Omit the images, then print each record below exactly as it reads.

--- start of Data in this exercise ---

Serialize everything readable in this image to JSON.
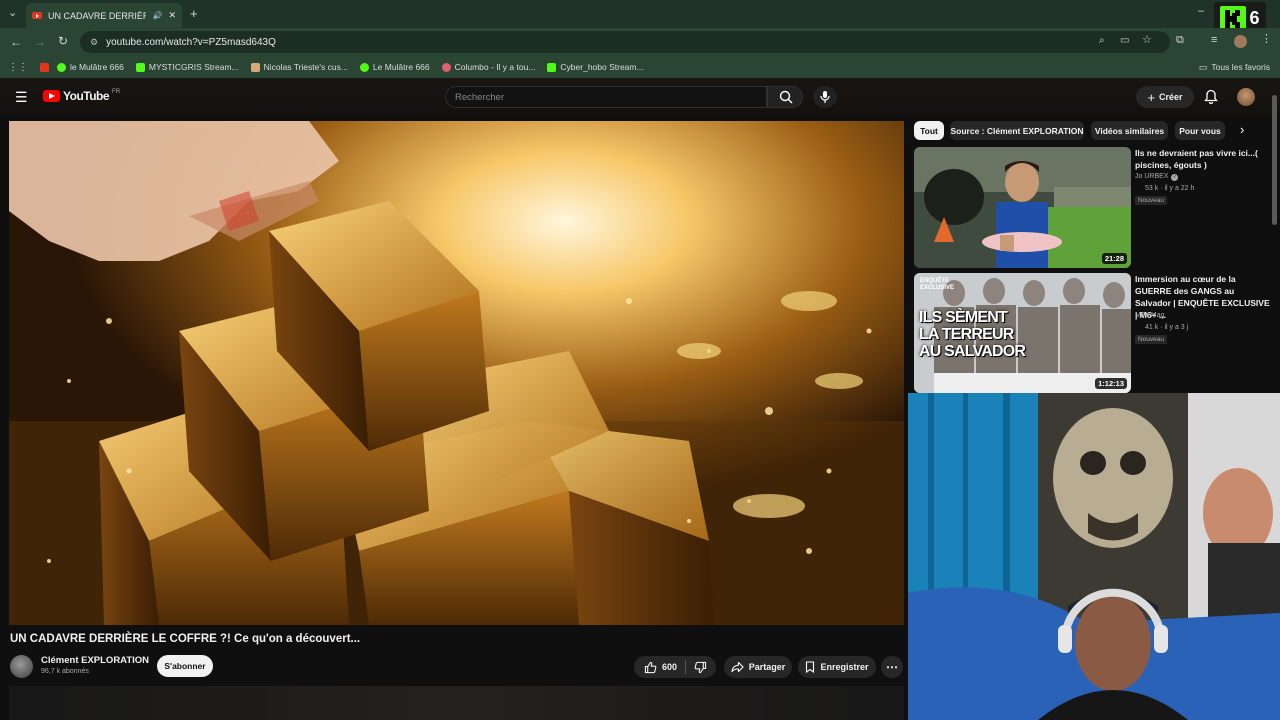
{
  "browser": {
    "tab_title": "UN CADAVRE DERRIÈRE LE",
    "url": "youtube.com/watch?v=PZ5masd643Q",
    "bookmarks": [
      {
        "label": "",
        "color": "#e8341c"
      },
      {
        "label": "le Mulâtre 666",
        "color": "#53fc18"
      },
      {
        "label": "MYSTICGRIS Stream...",
        "color": "#53fc18"
      },
      {
        "label": "Nicolas Trieste's cus...",
        "color": "#d8a878"
      },
      {
        "label": "Le Mulâtre 666",
        "color": "#53fc18"
      },
      {
        "label": "Columbo - Il y a tou...",
        "color": "#e06070"
      },
      {
        "label": "Cyber_hobo Stream...",
        "color": "#53fc18"
      }
    ],
    "all_bookmarks_label": "Tous les favoris",
    "kick_overlay_number": "6"
  },
  "youtube": {
    "logo_text": "YouTube",
    "logo_region": "FR",
    "search_placeholder": "Rechercher",
    "create_label": "Créer"
  },
  "video": {
    "title": "UN CADAVRE DERRIÈRE LE COFFRE ?! Ce qu'on a découvert...",
    "channel": "Clément EXPLORATION",
    "subscribers": "96,7 k abonnés",
    "subscribe_label": "S'abonner",
    "likes": "600",
    "share_label": "Partager",
    "save_label": "Enregistrer"
  },
  "sidebar": {
    "chips": [
      "Tout",
      "Source : Clément EXPLORATION",
      "Vidéos similaires",
      "Pour vous"
    ],
    "recommendations": [
      {
        "title": "Ils ne devraient pas vivre ici...( piscines, égouts )",
        "channel": "Jo URBEX",
        "meta": "53 k · il y a 22 h",
        "badge": "Nouveau",
        "duration": "21:28"
      },
      {
        "title": "Immersion au cœur de la GUERRE des GANGS au Salvador | ENQUÊTE EXCLUSIVE | M6+ ...",
        "channel": "M6+ Mag",
        "meta": "41 k · il y a 3 j",
        "badge": "Nouveau",
        "duration": "1:12:13",
        "thumb_text": [
          "ENQUÊTE",
          "EXCLUSIVE",
          "ILS SÈMENT",
          "LA TERREUR",
          "AU SALVADOR"
        ]
      }
    ]
  }
}
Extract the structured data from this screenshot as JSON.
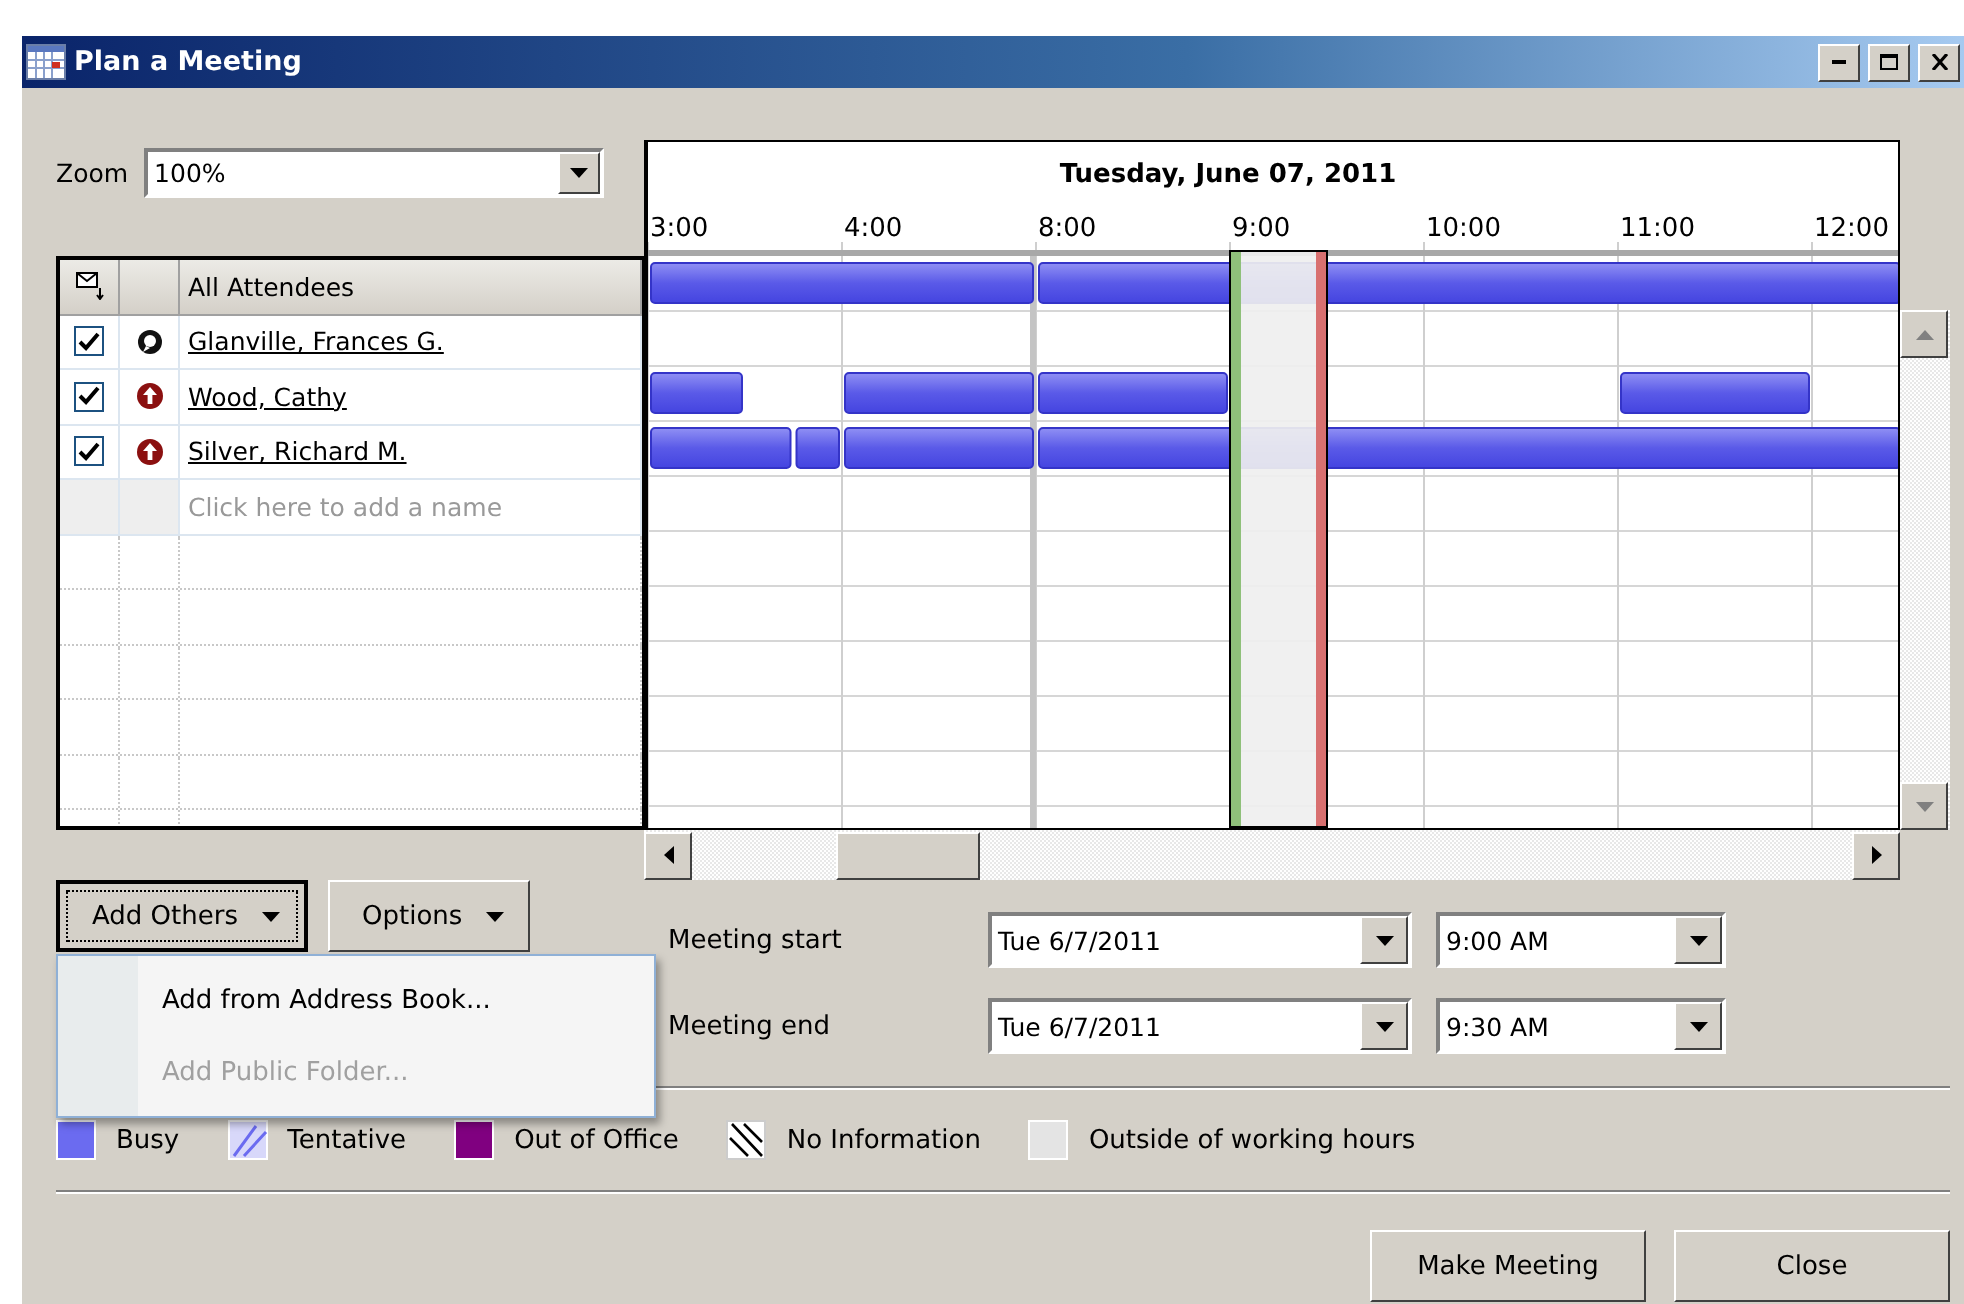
{
  "window": {
    "title": "Plan a Meeting"
  },
  "zoom": {
    "label": "Zoom",
    "value": "100%"
  },
  "attendees": {
    "header": "All Attendees",
    "add_placeholder": "Click here to add a name",
    "rows": [
      {
        "name": "Glanville, Frances G.",
        "checked": true,
        "kind": "organizer"
      },
      {
        "name": "Wood, Cathy",
        "checked": true,
        "kind": "required"
      },
      {
        "name": "Silver, Richard M.",
        "checked": true,
        "kind": "required"
      }
    ]
  },
  "timeline": {
    "date": "Tuesday, June 07, 2011",
    "hours": [
      "3:00",
      "4:00",
      "8:00",
      "9:00",
      "10:00",
      "11:00",
      "12:00"
    ]
  },
  "add_others": {
    "label": "Add Others",
    "expanded": true
  },
  "options": {
    "label": "Options"
  },
  "menu": [
    {
      "label": "Add from Address Book...",
      "disabled": false
    },
    {
      "label": "Add Public Folder...",
      "disabled": true
    }
  ],
  "meeting": [
    {
      "label": "Meeting start",
      "date": "Tue 6/7/2011",
      "time": "9:00 AM"
    },
    {
      "label": "Meeting end",
      "date": "Tue 6/7/2011",
      "time": "9:30 AM"
    }
  ],
  "legend": [
    {
      "kind": "busy",
      "label": "Busy"
    },
    {
      "kind": "tentative",
      "label": "Tentative"
    },
    {
      "kind": "out-of-office",
      "label": "Out of Office"
    },
    {
      "kind": "no-information",
      "label": "No Information"
    },
    {
      "kind": "outside-hours",
      "label": "Outside of working hours"
    }
  ],
  "buttons": [
    "Make Meeting",
    "Close"
  ]
}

--- end of Data in this exercise ---

Problem solution:
Serialize everything readable in this image to JSON.
{
  "browser": {
    "tab_title": "UN CADAVRE DERRIÈRE LE",
    "url": "youtube.com/watch?v=PZ5masd643Q",
    "bookmarks": [
      {
        "label": "",
        "color": "#e8341c"
      },
      {
        "label": "le Mulâtre 666",
        "color": "#53fc18"
      },
      {
        "label": "MYSTICGRIS Stream...",
        "color": "#53fc18"
      },
      {
        "label": "Nicolas Trieste's cus...",
        "color": "#d8a878"
      },
      {
        "label": "Le Mulâtre 666",
        "color": "#53fc18"
      },
      {
        "label": "Columbo - Il y a tou...",
        "color": "#e06070"
      },
      {
        "label": "Cyber_hobo Stream...",
        "color": "#53fc18"
      }
    ],
    "all_bookmarks_label": "Tous les favoris",
    "kick_overlay_number": "6"
  },
  "youtube": {
    "logo_text": "YouTube",
    "logo_region": "FR",
    "search_placeholder": "Rechercher",
    "create_label": "Créer"
  },
  "video": {
    "title": "UN CADAVRE DERRIÈRE LE COFFRE ?! Ce qu'on a découvert...",
    "channel": "Clément EXPLORATION",
    "subscribers": "96,7 k abonnés",
    "subscribe_label": "S'abonner",
    "likes": "600",
    "share_label": "Partager",
    "save_label": "Enregistrer"
  },
  "sidebar": {
    "chips": [
      "Tout",
      "Source : Clément EXPLORATION",
      "Vidéos similaires",
      "Pour vous"
    ],
    "recommendations": [
      {
        "title": "Ils ne devraient pas vivre ici...( piscines, égouts )",
        "channel": "Jo URBEX",
        "meta": "53 k · il y a 22 h",
        "badge": "Nouveau",
        "duration": "21:28"
      },
      {
        "title": "Immersion au cœur de la GUERRE des GANGS au Salvador | ENQUÊTE EXCLUSIVE | M6+ ...",
        "channel": "M6+ Mag",
        "meta": "41 k · il y a 3 j",
        "badge": "Nouveau",
        "duration": "1:12:13",
        "thumb_text": [
          "ENQUÊTE",
          "EXCLUSIVE",
          "ILS SÈMENT",
          "LA TERREUR",
          "AU SALVADOR"
        ]
      }
    ]
  }
}
Extract the structured data from this screenshot as JSON.
{
  "window": {
    "title": "Plan a Meeting"
  },
  "zoom": {
    "label": "Zoom",
    "value": "100%"
  },
  "attendees": {
    "header": "All Attendees",
    "add_placeholder": "Click here to add a name",
    "rows": [
      {
        "name": "Glanville, Frances G.",
        "checked": true,
        "kind": "organizer"
      },
      {
        "name": "Wood, Cathy",
        "checked": true,
        "kind": "required"
      },
      {
        "name": "Silver, Richard M.",
        "checked": true,
        "kind": "required"
      }
    ]
  },
  "timeline": {
    "date": "Tuesday, June 07, 2011",
    "hours": [
      "3:00",
      "4:00",
      "8:00",
      "9:00",
      "10:00",
      "11:00",
      "12:00"
    ]
  },
  "add_others": {
    "label": "Add Others",
    "expanded": true
  },
  "options": {
    "label": "Options"
  },
  "menu": [
    {
      "label": "Add from Address Book...",
      "disabled": false
    },
    {
      "label": "Add Public Folder...",
      "disabled": true
    }
  ],
  "meeting": [
    {
      "label": "Meeting start",
      "date": "Tue 6/7/2011",
      "time": "9:00 AM"
    },
    {
      "label": "Meeting end",
      "date": "Tue 6/7/2011",
      "time": "9:30 AM"
    }
  ],
  "legend": [
    {
      "kind": "busy",
      "label": "Busy"
    },
    {
      "kind": "tentative",
      "label": "Tentative"
    },
    {
      "kind": "out-of-office",
      "label": "Out of Office"
    },
    {
      "kind": "no-information",
      "label": "No Information"
    },
    {
      "kind": "outside-hours",
      "label": "Outside of working hours"
    }
  ],
  "buttons": [
    "Make Meeting",
    "Close"
  ]
}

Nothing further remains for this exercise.